Direction> Copy the records below exactly as they are written.

Materials provided>

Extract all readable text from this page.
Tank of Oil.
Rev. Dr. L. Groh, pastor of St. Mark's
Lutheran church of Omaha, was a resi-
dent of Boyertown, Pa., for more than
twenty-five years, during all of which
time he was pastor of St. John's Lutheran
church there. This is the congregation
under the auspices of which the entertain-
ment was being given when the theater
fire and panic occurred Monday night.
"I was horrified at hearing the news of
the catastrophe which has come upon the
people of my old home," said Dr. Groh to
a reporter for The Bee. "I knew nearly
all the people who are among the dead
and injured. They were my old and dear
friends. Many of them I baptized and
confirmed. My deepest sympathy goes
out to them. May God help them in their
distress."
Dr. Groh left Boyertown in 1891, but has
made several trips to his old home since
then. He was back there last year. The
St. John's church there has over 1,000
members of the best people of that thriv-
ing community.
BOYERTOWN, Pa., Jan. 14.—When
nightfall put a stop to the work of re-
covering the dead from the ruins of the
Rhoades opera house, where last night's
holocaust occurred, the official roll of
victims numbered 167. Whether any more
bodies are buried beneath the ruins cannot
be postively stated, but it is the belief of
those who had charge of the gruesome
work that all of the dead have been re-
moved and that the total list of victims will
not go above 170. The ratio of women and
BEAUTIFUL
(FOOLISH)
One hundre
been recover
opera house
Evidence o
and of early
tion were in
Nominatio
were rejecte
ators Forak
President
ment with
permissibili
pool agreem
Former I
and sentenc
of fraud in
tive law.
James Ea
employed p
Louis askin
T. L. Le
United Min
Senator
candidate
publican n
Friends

Exercise output>
Extract all readable text from this page.
Tank of Oil.
Rev. Dr. L. Groh, pastor of St. Mark's
Lutheran church of Omaha, was a resi-
dent of Boyertown, Pa., for more than
twenty-five years, during all of which
time he was pastor of St. John's Lutheran
church there. This is the congregation
under the auspices of which the entertain-
ment was being given when the theater
fire and panic occurred Monday night.
"I was horrified at hearing the news of
the catastrophe which has come upon the
people of my old home," said Dr. Groh to
a reporter for The Bee. "I knew nearly
all the people who are among the dead
and injured. They were my old and dear
friends. Many of them I baptized and
confirmed. My deepest sympathy goes
out to them. May God help them in their
distress."
Dr. Groh left Boyertown in 1891, but has
made several trips to his old home since
then. He was back there last year. The
St. John's church there has over 1,000
members of the best people of that thriv-
ing community.
BOYERTOWN, Pa., Jan. 14.—When
nightfall put a stop to the work of re-
covering the dead from the ruins of the
Rhoades opera house, where last night's
holocaust occurred, the official roll of
victims numbered 167. Whether any more
bodies are buried beneath the ruins cannot
be postively stated, but it is the belief of
those who had charge of the gruesome
work that all of the dead have been re-
moved and that the total list of victims will
not go above 170. The ratio of women and
BEAUTIFUL
(FOOLISH)
One hundre
been recover
opera house
Evidence o
and of early
tion were in
Nominatio
were rejecte
ators Forak
President
ment with
permissibili
pool agreem
Former I
and sentenc
of fraud in
tive law.
James Ea
employed p
Louis askin
T. L. Le
United Min
Senator
candidate
publican n
Friends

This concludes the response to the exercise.